What is expected: Look through the data and write out every line with the word "Temp" in it.

## Start

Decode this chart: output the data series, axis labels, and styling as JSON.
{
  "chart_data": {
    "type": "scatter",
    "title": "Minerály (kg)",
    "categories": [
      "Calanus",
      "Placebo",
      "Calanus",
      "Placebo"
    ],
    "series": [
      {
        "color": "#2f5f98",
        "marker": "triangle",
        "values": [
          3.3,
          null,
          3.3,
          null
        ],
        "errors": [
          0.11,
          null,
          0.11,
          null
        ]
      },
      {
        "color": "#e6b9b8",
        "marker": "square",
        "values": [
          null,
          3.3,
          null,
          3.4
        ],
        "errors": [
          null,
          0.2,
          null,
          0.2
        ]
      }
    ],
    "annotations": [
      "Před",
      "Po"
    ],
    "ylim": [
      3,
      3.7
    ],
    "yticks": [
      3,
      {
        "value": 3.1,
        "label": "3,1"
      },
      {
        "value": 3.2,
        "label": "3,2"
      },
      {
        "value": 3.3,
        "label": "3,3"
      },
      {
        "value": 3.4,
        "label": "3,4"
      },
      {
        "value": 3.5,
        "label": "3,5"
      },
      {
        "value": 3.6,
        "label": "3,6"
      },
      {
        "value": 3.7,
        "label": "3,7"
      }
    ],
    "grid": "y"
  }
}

## End
## Start

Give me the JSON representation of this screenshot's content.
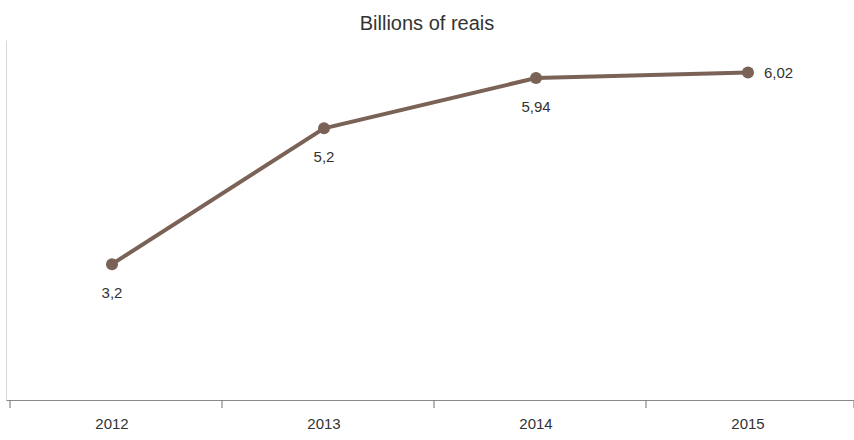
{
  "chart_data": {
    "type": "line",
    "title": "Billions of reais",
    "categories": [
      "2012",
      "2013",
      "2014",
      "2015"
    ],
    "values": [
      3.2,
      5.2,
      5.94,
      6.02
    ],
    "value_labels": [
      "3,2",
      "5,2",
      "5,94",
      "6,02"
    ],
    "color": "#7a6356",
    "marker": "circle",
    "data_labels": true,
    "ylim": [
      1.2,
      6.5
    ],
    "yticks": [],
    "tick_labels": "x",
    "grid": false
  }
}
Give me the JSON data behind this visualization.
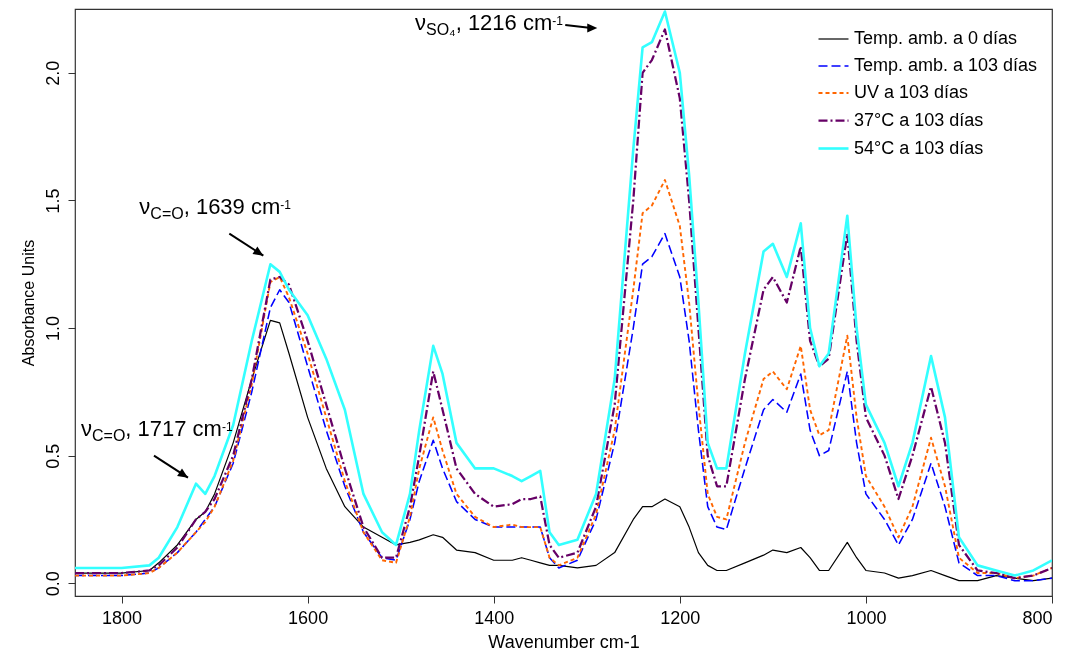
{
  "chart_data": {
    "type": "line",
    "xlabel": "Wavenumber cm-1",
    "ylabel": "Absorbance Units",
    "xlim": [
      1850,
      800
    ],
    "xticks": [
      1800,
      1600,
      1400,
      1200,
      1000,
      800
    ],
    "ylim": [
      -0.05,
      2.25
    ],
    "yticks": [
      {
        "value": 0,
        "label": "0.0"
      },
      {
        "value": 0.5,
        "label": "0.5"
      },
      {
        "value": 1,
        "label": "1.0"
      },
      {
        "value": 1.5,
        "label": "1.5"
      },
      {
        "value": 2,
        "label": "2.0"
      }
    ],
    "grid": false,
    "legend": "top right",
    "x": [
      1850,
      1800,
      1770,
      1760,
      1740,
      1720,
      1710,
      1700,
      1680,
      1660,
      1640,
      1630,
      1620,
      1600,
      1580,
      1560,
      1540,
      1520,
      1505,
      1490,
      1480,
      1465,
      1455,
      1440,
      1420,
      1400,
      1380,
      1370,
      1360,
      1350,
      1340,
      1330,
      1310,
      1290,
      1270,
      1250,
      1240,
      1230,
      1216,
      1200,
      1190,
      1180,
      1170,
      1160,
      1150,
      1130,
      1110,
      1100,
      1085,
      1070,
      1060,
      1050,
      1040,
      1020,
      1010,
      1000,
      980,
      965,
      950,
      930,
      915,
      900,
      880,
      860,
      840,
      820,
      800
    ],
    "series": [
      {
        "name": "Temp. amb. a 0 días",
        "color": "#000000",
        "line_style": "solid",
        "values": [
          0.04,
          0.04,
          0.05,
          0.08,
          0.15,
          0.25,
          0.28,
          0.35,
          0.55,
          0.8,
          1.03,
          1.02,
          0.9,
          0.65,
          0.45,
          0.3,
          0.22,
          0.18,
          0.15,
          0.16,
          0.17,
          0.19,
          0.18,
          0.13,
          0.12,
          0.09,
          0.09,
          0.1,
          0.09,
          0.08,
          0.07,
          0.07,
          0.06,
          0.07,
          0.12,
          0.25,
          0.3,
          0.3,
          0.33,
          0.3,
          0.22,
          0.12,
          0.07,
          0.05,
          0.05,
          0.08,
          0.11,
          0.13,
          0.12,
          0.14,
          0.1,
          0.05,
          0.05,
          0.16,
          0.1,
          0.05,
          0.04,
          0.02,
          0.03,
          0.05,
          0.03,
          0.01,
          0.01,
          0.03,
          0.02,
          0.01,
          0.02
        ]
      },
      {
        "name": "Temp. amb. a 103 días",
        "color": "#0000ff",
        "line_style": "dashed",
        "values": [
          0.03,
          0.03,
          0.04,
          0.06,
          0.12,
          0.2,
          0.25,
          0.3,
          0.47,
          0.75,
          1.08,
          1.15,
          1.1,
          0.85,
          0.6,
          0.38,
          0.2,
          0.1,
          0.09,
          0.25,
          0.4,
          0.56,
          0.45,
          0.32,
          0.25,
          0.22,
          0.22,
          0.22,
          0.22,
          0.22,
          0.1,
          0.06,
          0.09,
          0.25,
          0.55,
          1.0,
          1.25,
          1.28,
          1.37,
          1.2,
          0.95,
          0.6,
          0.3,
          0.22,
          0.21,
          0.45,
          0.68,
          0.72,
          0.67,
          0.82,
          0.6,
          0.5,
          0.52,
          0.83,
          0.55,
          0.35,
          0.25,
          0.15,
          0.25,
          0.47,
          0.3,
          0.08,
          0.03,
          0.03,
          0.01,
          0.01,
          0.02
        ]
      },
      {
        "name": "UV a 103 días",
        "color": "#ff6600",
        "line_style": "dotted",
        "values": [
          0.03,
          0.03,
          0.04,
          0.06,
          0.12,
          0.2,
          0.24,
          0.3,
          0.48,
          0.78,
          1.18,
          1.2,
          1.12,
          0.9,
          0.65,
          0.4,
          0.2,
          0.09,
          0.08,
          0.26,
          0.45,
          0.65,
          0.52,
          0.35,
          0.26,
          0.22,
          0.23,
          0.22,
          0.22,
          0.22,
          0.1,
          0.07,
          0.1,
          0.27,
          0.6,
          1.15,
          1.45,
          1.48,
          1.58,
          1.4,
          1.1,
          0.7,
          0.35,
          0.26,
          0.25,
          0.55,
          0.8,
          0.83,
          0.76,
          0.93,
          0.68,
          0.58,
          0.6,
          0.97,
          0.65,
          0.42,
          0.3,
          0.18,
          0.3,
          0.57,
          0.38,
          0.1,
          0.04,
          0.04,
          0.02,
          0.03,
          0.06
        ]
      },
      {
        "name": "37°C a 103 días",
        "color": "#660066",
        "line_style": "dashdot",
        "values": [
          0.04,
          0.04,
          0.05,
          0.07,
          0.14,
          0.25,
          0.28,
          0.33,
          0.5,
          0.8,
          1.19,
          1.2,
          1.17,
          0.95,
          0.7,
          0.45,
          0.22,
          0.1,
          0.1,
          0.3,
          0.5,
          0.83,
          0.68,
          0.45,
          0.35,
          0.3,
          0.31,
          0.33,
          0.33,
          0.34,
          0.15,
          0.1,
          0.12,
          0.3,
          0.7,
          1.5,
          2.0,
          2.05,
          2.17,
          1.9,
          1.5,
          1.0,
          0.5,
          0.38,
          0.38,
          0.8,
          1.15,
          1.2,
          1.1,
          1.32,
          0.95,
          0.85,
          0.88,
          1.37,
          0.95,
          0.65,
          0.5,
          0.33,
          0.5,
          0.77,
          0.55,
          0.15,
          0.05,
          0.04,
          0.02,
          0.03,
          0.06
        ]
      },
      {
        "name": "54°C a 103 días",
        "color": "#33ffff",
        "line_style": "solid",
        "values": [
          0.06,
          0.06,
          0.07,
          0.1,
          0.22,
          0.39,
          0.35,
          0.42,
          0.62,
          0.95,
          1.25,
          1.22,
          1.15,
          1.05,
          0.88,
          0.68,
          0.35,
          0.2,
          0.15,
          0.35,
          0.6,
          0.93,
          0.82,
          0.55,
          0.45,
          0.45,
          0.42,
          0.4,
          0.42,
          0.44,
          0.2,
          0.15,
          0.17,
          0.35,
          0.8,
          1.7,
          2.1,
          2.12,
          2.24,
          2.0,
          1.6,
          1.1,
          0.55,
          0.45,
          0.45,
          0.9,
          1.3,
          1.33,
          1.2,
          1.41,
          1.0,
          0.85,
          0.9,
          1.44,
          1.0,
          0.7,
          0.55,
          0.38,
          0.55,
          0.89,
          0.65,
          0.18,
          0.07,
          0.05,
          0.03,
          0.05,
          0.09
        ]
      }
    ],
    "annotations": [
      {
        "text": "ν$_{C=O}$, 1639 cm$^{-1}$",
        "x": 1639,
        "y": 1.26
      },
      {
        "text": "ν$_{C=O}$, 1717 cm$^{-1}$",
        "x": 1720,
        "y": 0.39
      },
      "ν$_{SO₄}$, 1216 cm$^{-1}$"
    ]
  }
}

## End

Finished exercise:
        "name": "Temp. amb. a 0 días",
        "name": "Temp. amb. a 103 días",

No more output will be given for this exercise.